Chart and figure data:

^^^^

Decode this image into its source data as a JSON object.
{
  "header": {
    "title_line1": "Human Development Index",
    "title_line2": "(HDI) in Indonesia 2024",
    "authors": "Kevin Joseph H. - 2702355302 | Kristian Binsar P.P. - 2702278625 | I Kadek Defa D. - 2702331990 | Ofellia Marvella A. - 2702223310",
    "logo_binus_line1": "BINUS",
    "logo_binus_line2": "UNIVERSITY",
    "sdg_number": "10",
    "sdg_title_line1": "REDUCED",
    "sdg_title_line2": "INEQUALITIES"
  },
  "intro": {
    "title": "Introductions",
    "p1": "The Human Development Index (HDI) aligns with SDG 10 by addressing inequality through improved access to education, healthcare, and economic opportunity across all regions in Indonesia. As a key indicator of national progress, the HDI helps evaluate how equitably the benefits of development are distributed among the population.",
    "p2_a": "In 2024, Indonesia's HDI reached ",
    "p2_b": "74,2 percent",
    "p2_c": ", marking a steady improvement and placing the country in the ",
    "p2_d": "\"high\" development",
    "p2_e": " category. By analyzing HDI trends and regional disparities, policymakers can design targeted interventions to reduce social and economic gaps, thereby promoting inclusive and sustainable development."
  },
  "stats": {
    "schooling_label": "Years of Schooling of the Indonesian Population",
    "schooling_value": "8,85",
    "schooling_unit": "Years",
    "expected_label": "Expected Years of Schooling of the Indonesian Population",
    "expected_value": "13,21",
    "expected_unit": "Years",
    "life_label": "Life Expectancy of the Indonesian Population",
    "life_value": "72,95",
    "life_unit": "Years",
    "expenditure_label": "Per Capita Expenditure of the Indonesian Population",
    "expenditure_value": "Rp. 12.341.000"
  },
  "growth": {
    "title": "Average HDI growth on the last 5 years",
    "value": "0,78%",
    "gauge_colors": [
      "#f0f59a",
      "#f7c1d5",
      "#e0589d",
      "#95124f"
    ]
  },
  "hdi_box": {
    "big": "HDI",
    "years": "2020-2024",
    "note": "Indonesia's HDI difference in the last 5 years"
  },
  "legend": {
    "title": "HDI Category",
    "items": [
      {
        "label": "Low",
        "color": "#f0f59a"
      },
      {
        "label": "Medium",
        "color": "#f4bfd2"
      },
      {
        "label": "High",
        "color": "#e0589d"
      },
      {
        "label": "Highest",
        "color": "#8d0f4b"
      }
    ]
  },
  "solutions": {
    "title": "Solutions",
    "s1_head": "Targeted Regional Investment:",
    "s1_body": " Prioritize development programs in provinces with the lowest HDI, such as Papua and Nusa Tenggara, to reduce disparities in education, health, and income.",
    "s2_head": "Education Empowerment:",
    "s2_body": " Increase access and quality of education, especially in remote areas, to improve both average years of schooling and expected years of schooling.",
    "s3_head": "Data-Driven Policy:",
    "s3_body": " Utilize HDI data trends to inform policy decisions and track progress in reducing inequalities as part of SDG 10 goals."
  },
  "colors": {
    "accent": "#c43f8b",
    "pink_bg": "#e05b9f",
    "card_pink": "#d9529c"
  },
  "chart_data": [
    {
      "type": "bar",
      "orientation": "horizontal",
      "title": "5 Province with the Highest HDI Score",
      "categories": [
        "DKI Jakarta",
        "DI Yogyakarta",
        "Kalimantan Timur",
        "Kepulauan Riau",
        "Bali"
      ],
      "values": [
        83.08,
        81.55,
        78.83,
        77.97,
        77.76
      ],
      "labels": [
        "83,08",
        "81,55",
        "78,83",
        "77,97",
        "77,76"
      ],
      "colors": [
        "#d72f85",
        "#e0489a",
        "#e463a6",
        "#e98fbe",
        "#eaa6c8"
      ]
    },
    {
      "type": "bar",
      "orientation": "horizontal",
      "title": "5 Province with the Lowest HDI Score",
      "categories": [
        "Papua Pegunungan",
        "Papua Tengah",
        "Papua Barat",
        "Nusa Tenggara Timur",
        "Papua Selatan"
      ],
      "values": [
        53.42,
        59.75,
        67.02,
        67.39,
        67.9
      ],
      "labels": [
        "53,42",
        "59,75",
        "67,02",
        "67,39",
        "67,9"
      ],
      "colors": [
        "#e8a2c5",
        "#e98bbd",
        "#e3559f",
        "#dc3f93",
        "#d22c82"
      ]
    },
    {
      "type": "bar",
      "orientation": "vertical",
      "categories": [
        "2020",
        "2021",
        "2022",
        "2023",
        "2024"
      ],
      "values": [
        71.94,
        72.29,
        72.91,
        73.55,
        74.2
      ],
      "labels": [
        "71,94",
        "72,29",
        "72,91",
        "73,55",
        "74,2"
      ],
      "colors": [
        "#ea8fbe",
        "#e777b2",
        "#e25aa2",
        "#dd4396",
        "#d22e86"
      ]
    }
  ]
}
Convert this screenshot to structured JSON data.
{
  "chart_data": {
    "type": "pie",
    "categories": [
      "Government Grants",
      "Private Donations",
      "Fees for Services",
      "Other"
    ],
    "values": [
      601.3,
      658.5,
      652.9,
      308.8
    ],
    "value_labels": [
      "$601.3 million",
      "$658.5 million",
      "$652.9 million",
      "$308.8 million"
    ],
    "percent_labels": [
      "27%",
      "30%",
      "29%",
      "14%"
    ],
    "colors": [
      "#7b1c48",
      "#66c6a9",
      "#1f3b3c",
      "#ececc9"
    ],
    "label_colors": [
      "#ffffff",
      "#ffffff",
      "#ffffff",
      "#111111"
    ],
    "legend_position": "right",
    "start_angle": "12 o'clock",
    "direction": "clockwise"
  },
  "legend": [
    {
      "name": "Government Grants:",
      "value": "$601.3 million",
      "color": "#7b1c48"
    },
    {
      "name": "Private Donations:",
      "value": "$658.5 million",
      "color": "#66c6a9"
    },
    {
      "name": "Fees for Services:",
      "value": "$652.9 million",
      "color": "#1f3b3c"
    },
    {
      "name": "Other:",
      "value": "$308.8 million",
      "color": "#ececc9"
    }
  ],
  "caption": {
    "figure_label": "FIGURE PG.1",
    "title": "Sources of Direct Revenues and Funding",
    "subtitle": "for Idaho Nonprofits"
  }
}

^^^^

TASK GOAL: Reproduce each record exactly, leaving nothing out.

CORRECT OUTPUT:
Decode this image into its source data as a JSON object.
{
  "header": {
    "title_line1": "Human Development Index",
    "title_line2": "(HDI) in Indonesia 2024",
    "authors": "Kevin Joseph H. - 2702355302 | Kristian Binsar P.P. - 2702278625 | I Kadek Defa D. - 2702331990 | Ofellia Marvella A. - 2702223310",
    "logo_binus_line1": "BINUS",
    "logo_binus_line2": "UNIVERSITY",
    "sdg_number": "10",
    "sdg_title_line1": "REDUCED",
    "sdg_title_line2": "INEQUALITIES"
  },
  "intro": {
    "title": "Introductions",
    "p1": "The Human Development Index (HDI) aligns with SDG 10 by addressing inequality through improved access to education, healthcare, and economic opportunity across all regions in Indonesia. As a key indicator of national progress, the HDI helps evaluate how equitably the benefits of development are distributed among the population.",
    "p2_a": "In 2024, Indonesia's HDI reached ",
    "p2_b": "74,2 percent",
    "p2_c": ", marking a steady improvement and placing the country in the ",
    "p2_d": "\"high\" development",
    "p2_e": " category. By analyzing HDI trends and regional disparities, policymakers can design targeted interventions to reduce social and economic gaps, thereby promoting inclusive and sustainable development."
  },
  "stats": {
    "schooling_label": "Years of Schooling of the Indonesian Population",
    "schooling_value": "8,85",
    "schooling_unit": "Years",
    "expected_label": "Expected Years of Schooling of the Indonesian Population",
    "expected_value": "13,21",
    "expected_unit": "Years",
    "life_label": "Life Expectancy of the Indonesian Population",
    "life_value": "72,95",
    "life_unit": "Years",
    "expenditure_label": "Per Capita Expenditure of the Indonesian Population",
    "expenditure_value": "Rp. 12.341.000"
  },
  "growth": {
    "title": "Average HDI growth on the last 5 years",
    "value": "0,78%",
    "gauge_colors": [
      "#f0f59a",
      "#f7c1d5",
      "#e0589d",
      "#95124f"
    ]
  },
  "hdi_box": {
    "big": "HDI",
    "years": "2020-2024",
    "note": "Indonesia's HDI difference in the last 5 years"
  },
  "legend": {
    "title": "HDI Category",
    "items": [
      {
        "label": "Low",
        "color": "#f0f59a"
      },
      {
        "label": "Medium",
        "color": "#f4bfd2"
      },
      {
        "label": "High",
        "color": "#e0589d"
      },
      {
        "label": "Highest",
        "color": "#8d0f4b"
      }
    ]
  },
  "solutions": {
    "title": "Solutions",
    "s1_head": "Targeted Regional Investment:",
    "s1_body": " Prioritize development programs in provinces with the lowest HDI, such as Papua and Nusa Tenggara, to reduce disparities in education, health, and income.",
    "s2_head": "Education Empowerment:",
    "s2_body": " Increase access and quality of education, especially in remote areas, to improve both average years of schooling and expected years of schooling.",
    "s3_head": "Data-Driven Policy:",
    "s3_body": " Utilize HDI data trends to inform policy decisions and track progress in reducing inequalities as part of SDG 10 goals."
  },
  "colors": {
    "accent": "#c43f8b",
    "pink_bg": "#e05b9f",
    "card_pink": "#d9529c"
  },
  "chart_data": [
    {
      "type": "bar",
      "orientation": "horizontal",
      "title": "5 Province with the Highest HDI Score",
      "categories": [
        "DKI Jakarta",
        "DI Yogyakarta",
        "Kalimantan Timur",
        "Kepulauan Riau",
        "Bali"
      ],
      "values": [
        83.08,
        81.55,
        78.83,
        77.97,
        77.76
      ],
      "labels": [
        "83,08",
        "81,55",
        "78,83",
        "77,97",
        "77,76"
      ],
      "colors": [
        "#d72f85",
        "#e0489a",
        "#e463a6",
        "#e98fbe",
        "#eaa6c8"
      ]
    },
    {
      "type": "bar",
      "orientation": "horizontal",
      "title": "5 Province with the Lowest HDI Score",
      "categories": [
        "Papua Pegunungan",
        "Papua Tengah",
        "Papua Barat",
        "Nusa Tenggara Timur",
        "Papua Selatan"
      ],
      "values": [
        53.42,
        59.75,
        67.02,
        67.39,
        67.9
      ],
      "labels": [
        "53,42",
        "59,75",
        "67,02",
        "67,39",
        "67,9"
      ],
      "colors": [
        "#e8a2c5",
        "#e98bbd",
        "#e3559f",
        "#dc3f93",
        "#d22c82"
      ]
    },
    {
      "type": "bar",
      "orientation": "vertical",
      "categories": [
        "2020",
        "2021",
        "2022",
        "2023",
        "2024"
      ],
      "values": [
        71.94,
        72.29,
        72.91,
        73.55,
        74.2
      ],
      "labels": [
        "71,94",
        "72,29",
        "72,91",
        "73,55",
        "74,2"
      ],
      "colors": [
        "#ea8fbe",
        "#e777b2",
        "#e25aa2",
        "#dd4396",
        "#d22e86"
      ]
    }
  ]
}
Convert this screenshot to structured JSON data.
{
  "chart_data": {
    "type": "pie",
    "categories": [
      "Government Grants",
      "Private Donations",
      "Fees for Services",
      "Other"
    ],
    "values": [
      601.3,
      658.5,
      652.9,
      308.8
    ],
    "value_labels": [
      "$601.3 million",
      "$658.5 million",
      "$652.9 million",
      "$308.8 million"
    ],
    "percent_labels": [
      "27%",
      "30%",
      "29%",
      "14%"
    ],
    "colors": [
      "#7b1c48",
      "#66c6a9",
      "#1f3b3c",
      "#ececc9"
    ],
    "label_colors": [
      "#ffffff",
      "#ffffff",
      "#ffffff",
      "#111111"
    ],
    "legend_position": "right",
    "start_angle": "12 o'clock",
    "direction": "clockwise"
  },
  "legend": [
    {
      "name": "Government Grants:",
      "value": "$601.3 million",
      "color": "#7b1c48"
    },
    {
      "name": "Private Donations:",
      "value": "$658.5 million",
      "color": "#66c6a9"
    },
    {
      "name": "Fees for Services:",
      "value": "$652.9 million",
      "color": "#1f3b3c"
    },
    {
      "name": "Other:",
      "value": "$308.8 million",
      "color": "#ececc9"
    }
  ],
  "caption": {
    "figure_label": "FIGURE PG.1",
    "title": "Sources of Direct Revenues and Funding",
    "subtitle": "for Idaho Nonprofits"
  }
}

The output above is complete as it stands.